• **Supplied records**:
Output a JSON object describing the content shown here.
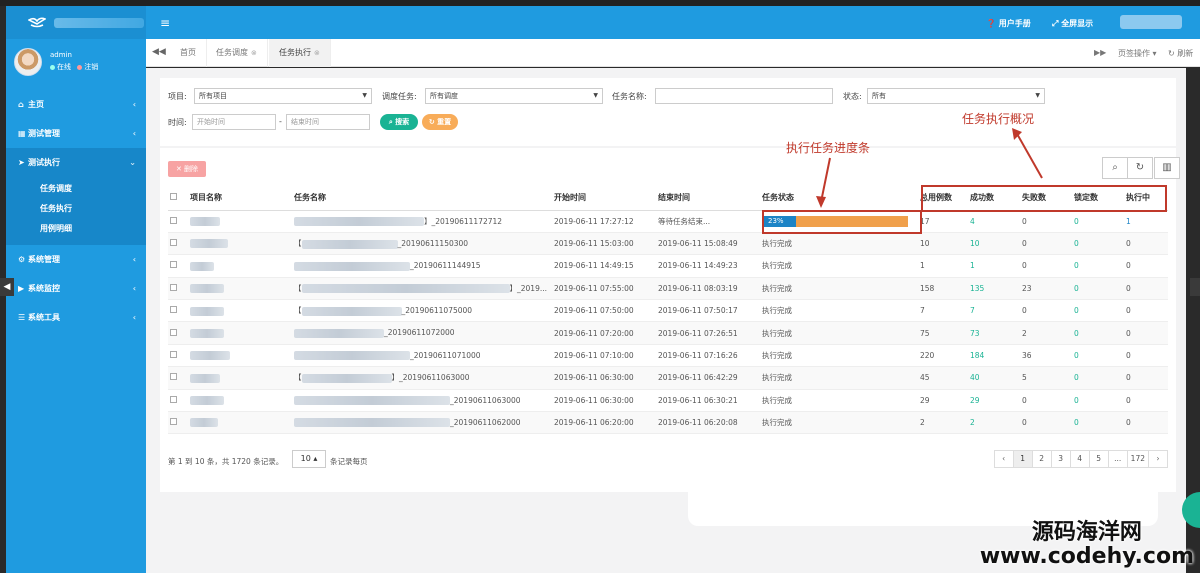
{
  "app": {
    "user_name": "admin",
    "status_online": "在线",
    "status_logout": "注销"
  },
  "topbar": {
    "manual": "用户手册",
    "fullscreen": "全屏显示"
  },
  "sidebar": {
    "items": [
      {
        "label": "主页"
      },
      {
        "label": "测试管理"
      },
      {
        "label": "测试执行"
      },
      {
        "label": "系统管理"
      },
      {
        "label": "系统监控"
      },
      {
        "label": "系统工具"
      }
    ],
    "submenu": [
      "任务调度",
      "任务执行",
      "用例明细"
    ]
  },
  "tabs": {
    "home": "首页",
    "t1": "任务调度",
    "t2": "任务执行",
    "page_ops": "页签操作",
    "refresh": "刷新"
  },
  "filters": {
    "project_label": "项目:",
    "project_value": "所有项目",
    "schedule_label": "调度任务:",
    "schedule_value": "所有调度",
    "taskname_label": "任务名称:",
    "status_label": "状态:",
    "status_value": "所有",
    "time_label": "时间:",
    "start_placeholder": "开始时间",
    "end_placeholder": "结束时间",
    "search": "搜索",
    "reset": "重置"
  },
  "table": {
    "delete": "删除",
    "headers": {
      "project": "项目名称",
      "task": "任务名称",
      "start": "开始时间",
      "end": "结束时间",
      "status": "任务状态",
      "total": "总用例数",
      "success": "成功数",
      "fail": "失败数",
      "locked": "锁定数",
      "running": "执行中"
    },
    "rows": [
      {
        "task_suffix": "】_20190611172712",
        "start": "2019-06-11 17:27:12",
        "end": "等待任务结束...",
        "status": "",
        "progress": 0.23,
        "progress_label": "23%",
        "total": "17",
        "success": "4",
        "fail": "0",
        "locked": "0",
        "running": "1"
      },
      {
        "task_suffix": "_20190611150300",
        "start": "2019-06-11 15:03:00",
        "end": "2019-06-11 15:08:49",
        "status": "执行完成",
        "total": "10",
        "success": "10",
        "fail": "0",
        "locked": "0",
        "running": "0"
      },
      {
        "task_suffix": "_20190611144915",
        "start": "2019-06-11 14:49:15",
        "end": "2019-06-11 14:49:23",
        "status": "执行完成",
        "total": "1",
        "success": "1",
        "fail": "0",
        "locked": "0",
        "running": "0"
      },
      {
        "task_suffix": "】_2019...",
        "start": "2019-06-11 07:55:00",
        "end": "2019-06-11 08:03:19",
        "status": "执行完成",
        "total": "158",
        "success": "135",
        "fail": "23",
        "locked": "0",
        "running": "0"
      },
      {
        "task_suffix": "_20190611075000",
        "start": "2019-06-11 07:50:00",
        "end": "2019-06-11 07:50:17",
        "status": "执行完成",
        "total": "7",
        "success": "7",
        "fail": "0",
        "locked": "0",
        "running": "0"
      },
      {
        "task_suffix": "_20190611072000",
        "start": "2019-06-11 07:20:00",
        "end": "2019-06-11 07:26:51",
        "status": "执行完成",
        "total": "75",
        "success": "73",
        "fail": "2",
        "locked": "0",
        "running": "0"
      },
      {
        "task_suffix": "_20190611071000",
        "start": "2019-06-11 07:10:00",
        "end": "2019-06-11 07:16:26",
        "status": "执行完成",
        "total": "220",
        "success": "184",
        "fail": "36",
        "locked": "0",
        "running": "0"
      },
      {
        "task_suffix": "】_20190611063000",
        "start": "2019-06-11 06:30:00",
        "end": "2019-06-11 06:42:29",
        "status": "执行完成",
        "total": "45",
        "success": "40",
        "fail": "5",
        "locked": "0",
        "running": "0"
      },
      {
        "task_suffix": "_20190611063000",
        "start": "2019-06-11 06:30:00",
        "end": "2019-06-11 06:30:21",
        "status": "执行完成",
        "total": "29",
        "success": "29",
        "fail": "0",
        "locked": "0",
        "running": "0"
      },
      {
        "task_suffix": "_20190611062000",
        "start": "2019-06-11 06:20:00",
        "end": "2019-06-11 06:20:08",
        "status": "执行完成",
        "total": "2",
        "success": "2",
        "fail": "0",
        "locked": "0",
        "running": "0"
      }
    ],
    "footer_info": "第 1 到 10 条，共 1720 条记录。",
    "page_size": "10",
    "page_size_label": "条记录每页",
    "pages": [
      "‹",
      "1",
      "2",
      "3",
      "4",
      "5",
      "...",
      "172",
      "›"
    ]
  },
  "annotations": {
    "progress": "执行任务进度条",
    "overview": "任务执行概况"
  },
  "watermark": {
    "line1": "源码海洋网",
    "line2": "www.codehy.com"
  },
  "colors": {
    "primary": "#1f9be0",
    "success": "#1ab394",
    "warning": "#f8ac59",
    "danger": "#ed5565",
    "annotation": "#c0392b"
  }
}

==

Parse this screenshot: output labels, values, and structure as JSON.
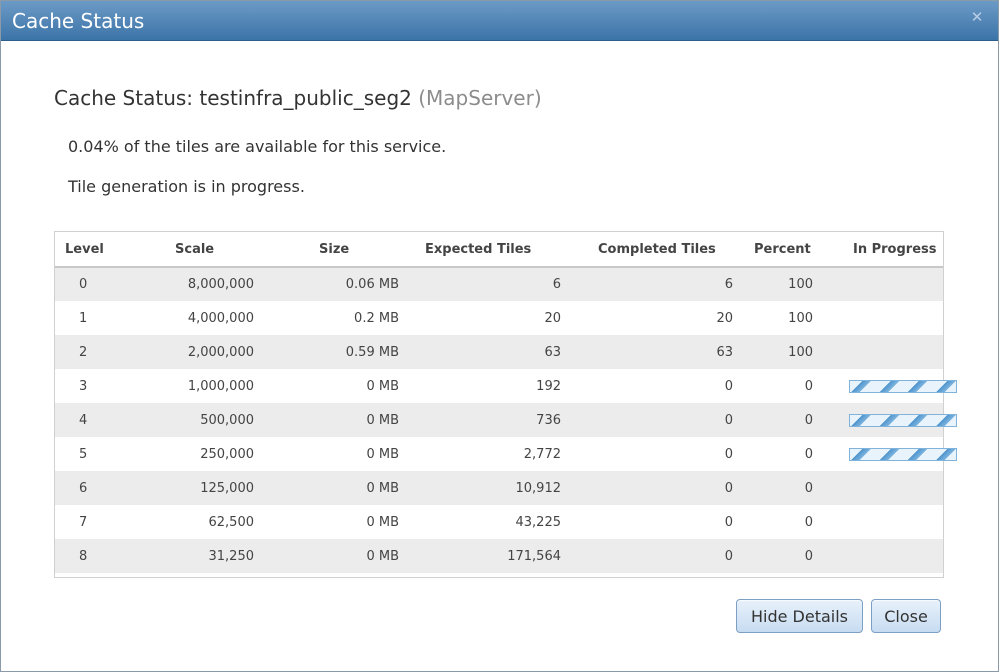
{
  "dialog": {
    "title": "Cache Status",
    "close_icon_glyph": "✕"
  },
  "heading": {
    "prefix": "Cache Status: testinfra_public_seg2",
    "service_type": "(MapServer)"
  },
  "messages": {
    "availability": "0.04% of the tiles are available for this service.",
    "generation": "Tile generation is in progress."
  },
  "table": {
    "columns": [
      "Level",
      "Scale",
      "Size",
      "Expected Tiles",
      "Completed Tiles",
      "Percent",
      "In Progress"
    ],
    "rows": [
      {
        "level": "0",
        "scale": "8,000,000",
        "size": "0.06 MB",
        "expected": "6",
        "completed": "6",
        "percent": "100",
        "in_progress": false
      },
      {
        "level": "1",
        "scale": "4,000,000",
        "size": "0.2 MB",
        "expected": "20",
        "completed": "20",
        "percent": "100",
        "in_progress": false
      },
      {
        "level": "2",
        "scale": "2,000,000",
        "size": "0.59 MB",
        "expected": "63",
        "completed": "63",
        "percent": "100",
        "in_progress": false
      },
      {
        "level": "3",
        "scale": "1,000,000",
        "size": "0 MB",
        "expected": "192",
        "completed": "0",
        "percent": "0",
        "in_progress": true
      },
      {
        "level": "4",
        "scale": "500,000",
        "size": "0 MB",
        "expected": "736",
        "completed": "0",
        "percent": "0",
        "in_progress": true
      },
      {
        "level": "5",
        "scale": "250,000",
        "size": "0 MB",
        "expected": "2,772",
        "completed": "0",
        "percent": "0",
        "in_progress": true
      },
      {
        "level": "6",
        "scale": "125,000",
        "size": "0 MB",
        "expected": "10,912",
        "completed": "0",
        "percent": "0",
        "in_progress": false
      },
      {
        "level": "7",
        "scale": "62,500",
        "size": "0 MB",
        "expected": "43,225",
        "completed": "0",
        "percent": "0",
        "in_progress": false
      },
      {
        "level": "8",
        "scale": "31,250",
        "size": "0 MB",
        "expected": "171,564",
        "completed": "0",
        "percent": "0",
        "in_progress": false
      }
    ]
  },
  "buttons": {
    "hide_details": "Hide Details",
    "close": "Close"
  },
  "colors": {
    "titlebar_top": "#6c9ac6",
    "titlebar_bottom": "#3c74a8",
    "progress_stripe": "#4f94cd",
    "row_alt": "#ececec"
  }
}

--

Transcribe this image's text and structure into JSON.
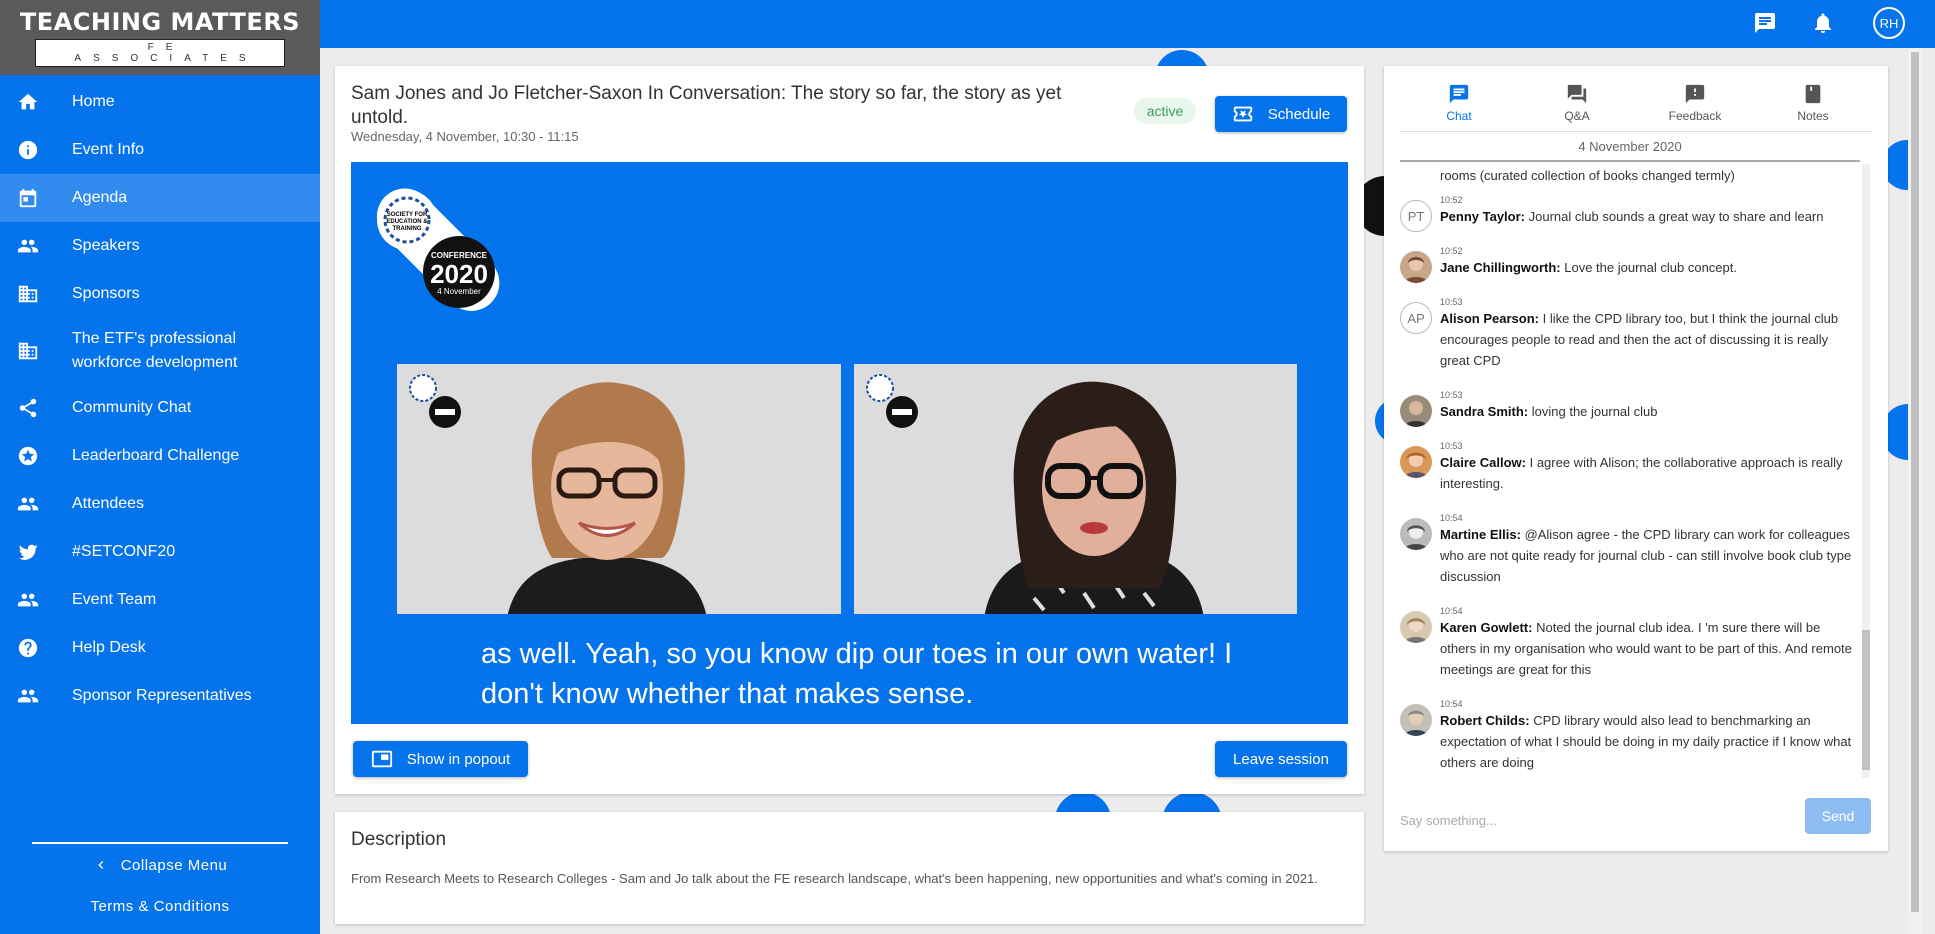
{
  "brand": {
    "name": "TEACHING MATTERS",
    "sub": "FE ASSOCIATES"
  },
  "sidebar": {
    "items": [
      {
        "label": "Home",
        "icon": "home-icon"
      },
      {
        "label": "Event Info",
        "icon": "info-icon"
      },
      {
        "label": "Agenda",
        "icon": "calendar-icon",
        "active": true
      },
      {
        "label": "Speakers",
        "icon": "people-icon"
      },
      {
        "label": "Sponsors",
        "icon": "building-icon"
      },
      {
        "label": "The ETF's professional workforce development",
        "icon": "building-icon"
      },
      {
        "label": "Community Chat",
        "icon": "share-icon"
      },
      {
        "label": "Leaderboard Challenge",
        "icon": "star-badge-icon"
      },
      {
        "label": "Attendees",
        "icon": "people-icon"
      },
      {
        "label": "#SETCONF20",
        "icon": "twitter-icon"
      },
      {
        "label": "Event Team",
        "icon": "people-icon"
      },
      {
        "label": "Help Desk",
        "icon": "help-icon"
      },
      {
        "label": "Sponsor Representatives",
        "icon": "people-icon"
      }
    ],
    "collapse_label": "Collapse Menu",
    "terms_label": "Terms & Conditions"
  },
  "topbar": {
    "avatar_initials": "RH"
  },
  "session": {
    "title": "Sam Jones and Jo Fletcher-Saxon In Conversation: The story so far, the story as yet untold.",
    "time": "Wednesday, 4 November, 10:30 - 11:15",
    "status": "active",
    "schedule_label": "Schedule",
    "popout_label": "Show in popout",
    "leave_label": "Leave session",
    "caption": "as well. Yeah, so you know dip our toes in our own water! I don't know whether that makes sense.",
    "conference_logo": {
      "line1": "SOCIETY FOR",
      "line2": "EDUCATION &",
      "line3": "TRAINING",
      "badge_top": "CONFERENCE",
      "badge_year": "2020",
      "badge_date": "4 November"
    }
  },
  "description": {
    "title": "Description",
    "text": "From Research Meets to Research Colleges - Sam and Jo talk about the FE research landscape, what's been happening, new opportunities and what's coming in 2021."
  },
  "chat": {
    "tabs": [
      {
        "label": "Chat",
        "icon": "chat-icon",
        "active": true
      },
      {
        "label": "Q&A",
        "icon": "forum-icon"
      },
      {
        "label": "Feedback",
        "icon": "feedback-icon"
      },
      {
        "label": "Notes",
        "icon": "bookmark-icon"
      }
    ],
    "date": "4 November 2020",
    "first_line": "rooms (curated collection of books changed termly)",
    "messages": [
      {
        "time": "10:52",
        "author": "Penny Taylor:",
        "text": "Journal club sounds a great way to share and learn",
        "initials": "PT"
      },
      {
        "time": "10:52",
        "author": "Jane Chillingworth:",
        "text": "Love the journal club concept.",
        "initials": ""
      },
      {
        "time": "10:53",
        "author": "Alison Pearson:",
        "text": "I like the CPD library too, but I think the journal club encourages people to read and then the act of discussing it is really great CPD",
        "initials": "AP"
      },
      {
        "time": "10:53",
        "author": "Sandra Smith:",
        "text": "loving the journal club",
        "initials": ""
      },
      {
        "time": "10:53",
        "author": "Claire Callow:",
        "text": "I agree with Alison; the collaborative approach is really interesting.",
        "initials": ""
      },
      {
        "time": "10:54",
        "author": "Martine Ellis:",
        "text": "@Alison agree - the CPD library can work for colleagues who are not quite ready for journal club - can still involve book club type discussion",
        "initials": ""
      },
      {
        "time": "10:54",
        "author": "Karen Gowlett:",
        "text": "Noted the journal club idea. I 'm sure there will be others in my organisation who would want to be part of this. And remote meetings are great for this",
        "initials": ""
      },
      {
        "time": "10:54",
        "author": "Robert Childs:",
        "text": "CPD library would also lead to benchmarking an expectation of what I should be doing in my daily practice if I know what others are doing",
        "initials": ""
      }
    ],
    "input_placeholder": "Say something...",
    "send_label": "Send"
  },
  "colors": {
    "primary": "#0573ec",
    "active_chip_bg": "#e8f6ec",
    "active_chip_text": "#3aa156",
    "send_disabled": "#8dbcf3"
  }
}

• **Task details**: Going over the lines above, work out how many include "structure", then give only that number.

• **Result for this exercise**: 2